— Start TEXT SEGMENT —
6 Replies Latest reply on May 23, 2012 1:25 PM by dex80526

What is the correct way to get all keySet of a cache

dex80526 May 21, 2012 1:03 PM

On Cache interface, the method Set<K> keySet() and values() are all stated "

This method should only be used for testing or debugging purposes such as to verify that the cache contains all the

* keys (values) entered. Any other use involving execution of this method on a production system is not recommended."

However, I did not see other alternatives to get keySet of a cache. What is the correct way to do this?

Note: I have replication mode here.

1. Re: What is the correct way to get all keySet of a cache

mgencur May 21, 2012 3:39 PM (in response to dex80526)

Getting all keys by keySet is not recommended because it's a dangerous method. It's not atomic and could result in inconsistencies, i.e. you could get incomplete list in the event of adding new keys by another thread on another node in the cluster while getting the keySet.

The proper solution is IMO to store the key set as a separate cache entry:

Set<String> keys = new HashSet<String>();
keys.add("key1");
...
keys.add("keyX");

cache.put(KNOWN_KEYS, keys);

Then you can atomically get the whole set of keys.
— End TEXT SEGMENT —
» WHAT IS NEEDED: Resume the forum thread on retrieving every key from a cache, starting right after its final sentence.
— Start MATERIAL —
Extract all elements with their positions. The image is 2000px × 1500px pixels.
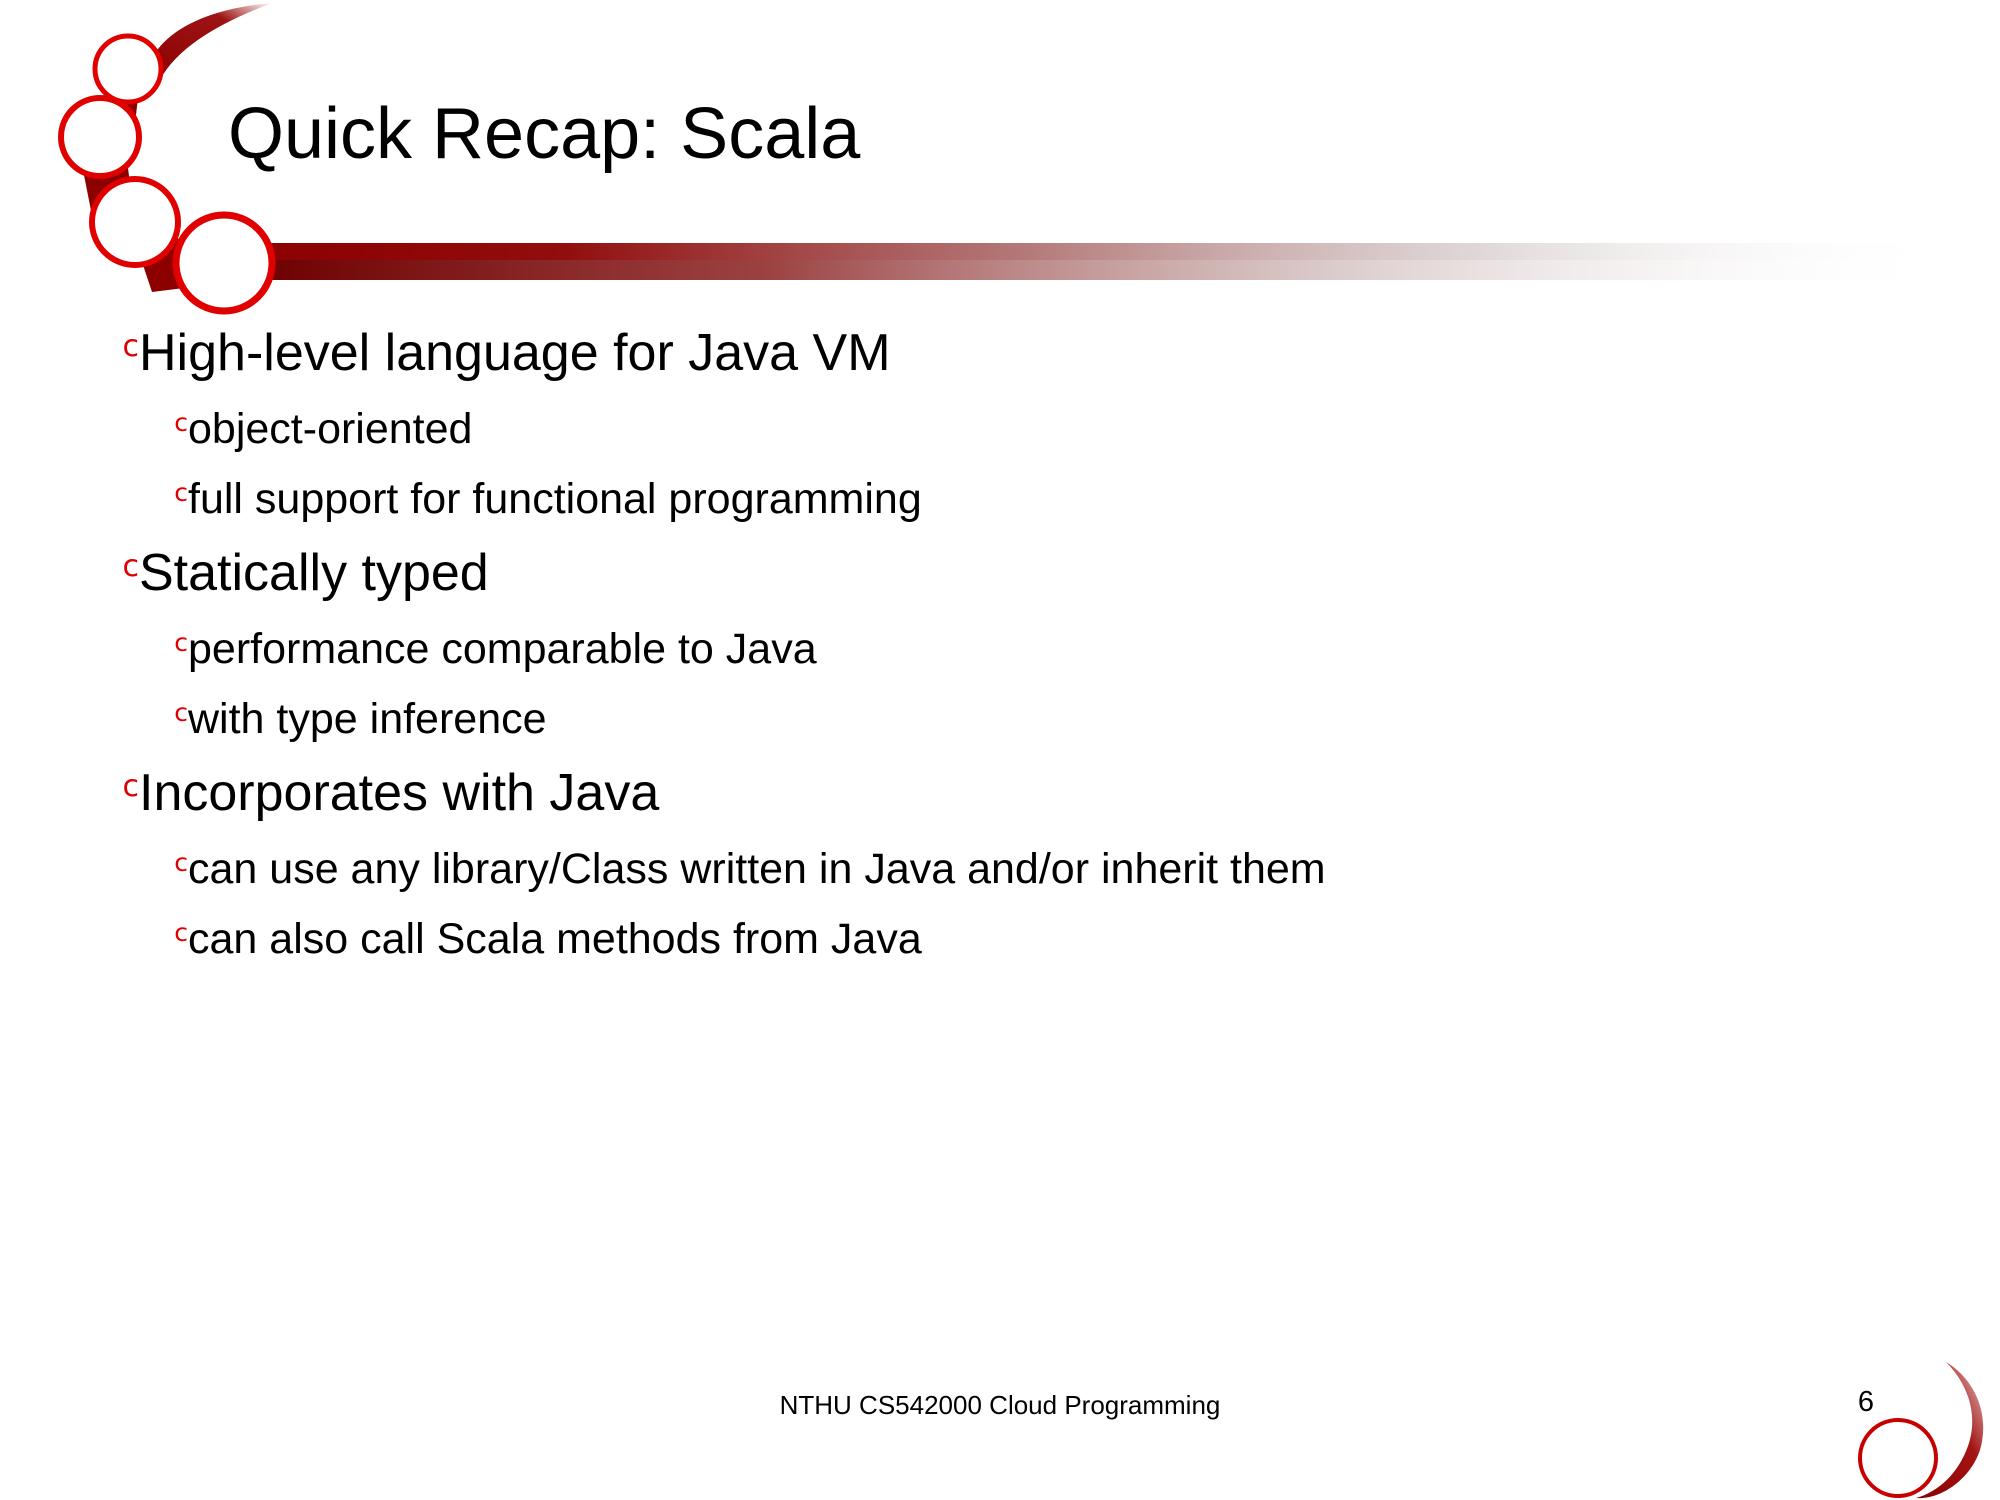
— End MATERIAL —
» REPLY TO THE TASK:
Actions
2. Re: What is the correct way to get all keySet of a cache

dex80526 May 21, 2012 4:01 PM (in response to mgencur)

thanks for the suggestion and the insight.

The suggested approache does not scale. In my case, the number of keys could be up to 100K. This will result in extra replication across nodes.
I am aware of the potential "inconsistencies" or "not atmoic". That is one of the reasons that I posted question to have a cache wide lock or make a cache readonly earlier.

In my case, I have the cache configured to use sync in replication, and use a cluster wide lock-token to ensure there is not adding/deleting of cache items when I call cache.keySet().
Do you see there are any other reasons that keySet() method on cache is not recommend to use?

The comment in the source code does not state why the method is not recommend for production.

Then, it seems the size() method wil not be reliable either.

It seems to me that operations such as keySet() or values() or size() of cache is so fundmental that we have to support.
Actions
3. Re: What is the correct way to get all keySet of a cache

kodadma May 21, 2012 6:06 PM (in response to dex80526)

Some caches can have millions or even billions of keys and this API is not suitable for very large caches, imo (it will takes too long and too much RAM to collect all keys from the cluster), but you can try, of course. I think instead of returning Set<> this API call should return iterator of keys and must allow to specify Filter object as well.
Actions
4. Re: What is the correct way to get all keySet of a cache

dex80526 May 21, 2012 8:19 PM (in response to kodadma)

I agree it could take long time to get all keys. The memory is a different issue. The question is how a user can get the keyset of a cache reliably.

The memory is a different issue.
Actions
5. Re: What is the correct way to get all keySet of a cache

galder.zamarreno May 23, 2012 3:33 AM (in response to dex80526)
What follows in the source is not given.